### [Work instructions]
Write out the complete material exactly as it stands.

··· Input for this task ···

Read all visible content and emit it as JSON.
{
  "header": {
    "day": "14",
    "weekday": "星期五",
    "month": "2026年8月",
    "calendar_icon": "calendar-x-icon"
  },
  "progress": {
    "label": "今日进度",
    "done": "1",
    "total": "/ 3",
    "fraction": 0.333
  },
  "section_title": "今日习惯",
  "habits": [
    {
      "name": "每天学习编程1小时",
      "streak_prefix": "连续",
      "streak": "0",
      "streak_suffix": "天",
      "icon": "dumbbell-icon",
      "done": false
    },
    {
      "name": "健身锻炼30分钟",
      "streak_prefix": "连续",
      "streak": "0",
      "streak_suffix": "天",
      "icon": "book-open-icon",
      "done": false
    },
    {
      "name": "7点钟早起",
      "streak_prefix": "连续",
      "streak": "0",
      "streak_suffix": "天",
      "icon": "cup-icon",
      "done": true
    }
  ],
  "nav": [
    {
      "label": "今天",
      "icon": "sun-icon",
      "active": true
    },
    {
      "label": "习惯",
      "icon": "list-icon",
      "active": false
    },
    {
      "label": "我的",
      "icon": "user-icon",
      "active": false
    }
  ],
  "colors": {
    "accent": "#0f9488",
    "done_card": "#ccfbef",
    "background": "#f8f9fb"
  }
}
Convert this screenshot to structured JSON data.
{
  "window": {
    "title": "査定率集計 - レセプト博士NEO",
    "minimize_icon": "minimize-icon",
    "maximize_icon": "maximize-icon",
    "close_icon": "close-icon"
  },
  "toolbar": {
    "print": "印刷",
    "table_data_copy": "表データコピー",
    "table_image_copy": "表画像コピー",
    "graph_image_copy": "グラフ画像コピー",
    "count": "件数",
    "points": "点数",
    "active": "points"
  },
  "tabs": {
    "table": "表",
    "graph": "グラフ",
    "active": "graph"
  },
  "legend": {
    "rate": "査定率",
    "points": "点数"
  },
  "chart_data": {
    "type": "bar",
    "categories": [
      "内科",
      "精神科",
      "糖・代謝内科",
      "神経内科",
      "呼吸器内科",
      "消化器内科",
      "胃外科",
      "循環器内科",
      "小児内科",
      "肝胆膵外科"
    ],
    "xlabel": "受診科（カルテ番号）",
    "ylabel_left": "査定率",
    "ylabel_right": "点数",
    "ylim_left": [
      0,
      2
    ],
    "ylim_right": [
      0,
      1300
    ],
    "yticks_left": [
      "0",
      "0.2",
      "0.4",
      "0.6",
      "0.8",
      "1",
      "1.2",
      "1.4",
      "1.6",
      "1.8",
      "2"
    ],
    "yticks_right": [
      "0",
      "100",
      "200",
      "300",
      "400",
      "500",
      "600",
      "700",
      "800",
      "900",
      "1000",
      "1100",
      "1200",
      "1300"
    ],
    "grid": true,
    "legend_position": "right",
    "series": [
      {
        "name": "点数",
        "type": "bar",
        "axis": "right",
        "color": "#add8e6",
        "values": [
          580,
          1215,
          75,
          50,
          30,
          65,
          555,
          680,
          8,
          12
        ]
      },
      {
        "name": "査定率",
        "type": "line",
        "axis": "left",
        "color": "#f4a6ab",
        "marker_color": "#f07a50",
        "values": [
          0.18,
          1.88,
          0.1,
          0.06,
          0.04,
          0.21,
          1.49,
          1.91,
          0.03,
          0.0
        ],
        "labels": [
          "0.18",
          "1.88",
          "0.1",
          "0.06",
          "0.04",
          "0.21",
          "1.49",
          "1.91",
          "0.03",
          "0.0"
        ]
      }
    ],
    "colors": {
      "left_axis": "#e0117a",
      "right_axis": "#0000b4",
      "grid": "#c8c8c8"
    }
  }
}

···

### [Exercise output]
Read all visible content and emit it as JSON.
{
  "header": {
    "day": "14",
    "weekday": "星期五",
    "month": "2026年8月",
    "calendar_icon": "calendar-x-icon"
  },
  "progress": {
    "label": "今日进度",
    "done": "1",
    "total": "/ 3",
    "fraction": 0.333
  },
  "section_title": "今日习惯",
  "habits": [
    {
      "name": "每天学习编程1小时",
      "streak_prefix": "连续",
      "streak": "0",
      "streak_suffix": "天",
      "icon": "dumbbell-icon",
      "done": false
    },
    {
      "name": "健身锻炼30分钟",
      "streak_prefix": "连续",
      "streak": "0",
      "streak_suffix": "天",
      "icon": "book-open-icon",
      "done": false
    },
    {
      "name": "7点钟早起",
      "streak_prefix": "连续",
      "streak": "0",
      "streak_suffix": "天",
      "icon": "cup-icon",
      "done": true
    }
  ],
  "nav": [
    {
      "label": "今天",
      "icon": "sun-icon",
      "active": true
    },
    {
      "label": "习惯",
      "icon": "list-icon",
      "active": false
    },
    {
      "label": "我的",
      "icon": "user-icon",
      "active": false
    }
  ],
  "colors": {
    "accent": "#0f9488",
    "done_card": "#ccfbef",
    "background": "#f8f9fb"
  }
}
Convert this screenshot to structured JSON data.
{
  "window": {
    "title": "査定率集計 - レセプト博士NEO",
    "minimize_icon": "minimize-icon",
    "maximize_icon": "maximize-icon",
    "close_icon": "close-icon"
  },
  "toolbar": {
    "print": "印刷",
    "table_data_copy": "表データコピー",
    "table_image_copy": "表画像コピー",
    "graph_image_copy": "グラフ画像コピー",
    "count": "件数",
    "points": "点数",
    "active": "points"
  },
  "tabs": {
    "table": "表",
    "graph": "グラフ",
    "active": "graph"
  },
  "legend": {
    "rate": "査定率",
    "points": "点数"
  },
  "chart_data": {
    "type": "bar",
    "categories": [
      "内科",
      "精神科",
      "糖・代謝内科",
      "神経内科",
      "呼吸器内科",
      "消化器内科",
      "胃外科",
      "循環器内科",
      "小児内科",
      "肝胆膵外科"
    ],
    "xlabel": "受診科（カルテ番号）",
    "ylabel_left": "査定率",
    "ylabel_right": "点数",
    "ylim_left": [
      0,
      2
    ],
    "ylim_right": [
      0,
      1300
    ],
    "yticks_left": [
      "0",
      "0.2",
      "0.4",
      "0.6",
      "0.8",
      "1",
      "1.2",
      "1.4",
      "1.6",
      "1.8",
      "2"
    ],
    "yticks_right": [
      "0",
      "100",
      "200",
      "300",
      "400",
      "500",
      "600",
      "700",
      "800",
      "900",
      "1000",
      "1100",
      "1200",
      "1300"
    ],
    "grid": true,
    "legend_position": "right",
    "series": [
      {
        "name": "点数",
        "type": "bar",
        "axis": "right",
        "color": "#add8e6",
        "values": [
          580,
          1215,
          75,
          50,
          30,
          65,
          555,
          680,
          8,
          12
        ]
      },
      {
        "name": "査定率",
        "type": "line",
        "axis": "left",
        "color": "#f4a6ab",
        "marker_color": "#f07a50",
        "values": [
          0.18,
          1.88,
          0.1,
          0.06,
          0.04,
          0.21,
          1.49,
          1.91,
          0.03,
          0.0
        ],
        "labels": [
          "0.18",
          "1.88",
          "0.1",
          "0.06",
          "0.04",
          "0.21",
          "1.49",
          "1.91",
          "0.03",
          "0.0"
        ]
      }
    ],
    "colors": {
      "left_axis": "#e0117a",
      "right_axis": "#0000b4",
      "grid": "#c8c8c8"
    }
  }
}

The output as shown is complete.